(Rows from a figure dataset)
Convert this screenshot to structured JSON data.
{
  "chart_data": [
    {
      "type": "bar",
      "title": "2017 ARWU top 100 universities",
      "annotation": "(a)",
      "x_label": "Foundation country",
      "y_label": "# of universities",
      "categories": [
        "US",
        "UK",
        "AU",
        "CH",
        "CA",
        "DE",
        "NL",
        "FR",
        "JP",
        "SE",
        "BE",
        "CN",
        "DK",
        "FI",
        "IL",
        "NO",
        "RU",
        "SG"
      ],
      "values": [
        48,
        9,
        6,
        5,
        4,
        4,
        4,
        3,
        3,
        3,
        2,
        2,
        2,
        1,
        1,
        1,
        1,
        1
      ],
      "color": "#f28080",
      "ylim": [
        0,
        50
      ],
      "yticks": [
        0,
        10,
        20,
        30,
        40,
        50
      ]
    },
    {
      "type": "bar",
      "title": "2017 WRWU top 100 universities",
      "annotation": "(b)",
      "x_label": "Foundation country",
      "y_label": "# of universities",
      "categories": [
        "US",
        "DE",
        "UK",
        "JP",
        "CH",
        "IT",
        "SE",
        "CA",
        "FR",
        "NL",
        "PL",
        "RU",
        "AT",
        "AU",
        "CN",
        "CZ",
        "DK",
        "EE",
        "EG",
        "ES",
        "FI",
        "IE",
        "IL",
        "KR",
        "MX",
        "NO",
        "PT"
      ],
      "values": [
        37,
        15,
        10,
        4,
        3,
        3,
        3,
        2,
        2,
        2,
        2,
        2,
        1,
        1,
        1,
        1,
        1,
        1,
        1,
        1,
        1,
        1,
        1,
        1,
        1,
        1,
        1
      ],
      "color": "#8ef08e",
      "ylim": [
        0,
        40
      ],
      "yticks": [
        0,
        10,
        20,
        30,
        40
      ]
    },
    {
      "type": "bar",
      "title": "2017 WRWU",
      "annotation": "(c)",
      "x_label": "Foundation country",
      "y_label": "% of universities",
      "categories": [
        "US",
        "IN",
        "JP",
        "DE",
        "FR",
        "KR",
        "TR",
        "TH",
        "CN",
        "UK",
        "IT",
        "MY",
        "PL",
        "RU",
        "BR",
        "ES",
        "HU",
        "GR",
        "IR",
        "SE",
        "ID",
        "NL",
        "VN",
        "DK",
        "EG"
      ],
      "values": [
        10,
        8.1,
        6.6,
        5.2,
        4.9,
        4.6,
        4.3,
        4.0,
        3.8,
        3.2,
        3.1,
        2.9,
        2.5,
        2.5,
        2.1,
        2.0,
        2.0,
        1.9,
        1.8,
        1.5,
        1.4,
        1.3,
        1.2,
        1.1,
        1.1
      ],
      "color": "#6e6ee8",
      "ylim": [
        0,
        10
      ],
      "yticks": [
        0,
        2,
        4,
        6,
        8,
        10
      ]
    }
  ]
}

* * *

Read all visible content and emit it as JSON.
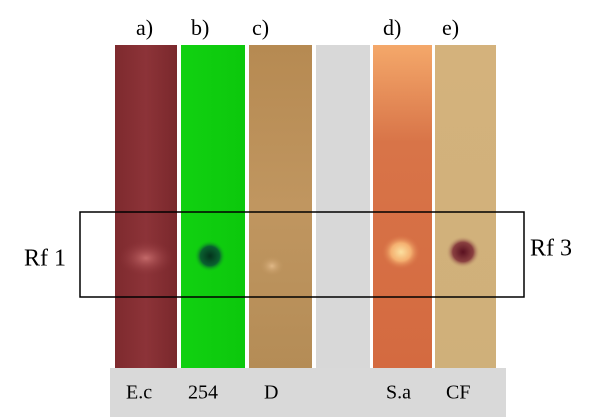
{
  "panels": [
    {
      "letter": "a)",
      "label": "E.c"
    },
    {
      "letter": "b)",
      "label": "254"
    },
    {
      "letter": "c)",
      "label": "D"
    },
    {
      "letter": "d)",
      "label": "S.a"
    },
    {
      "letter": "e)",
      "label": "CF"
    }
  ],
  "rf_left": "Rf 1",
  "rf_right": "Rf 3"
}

(Task to complete) Look through the entries above for the word "JSON". Copy every line where it shows up.

(Result of the exercise)
Convert this screenshot to structured JSON data.
Read all visible content and emit it as JSON.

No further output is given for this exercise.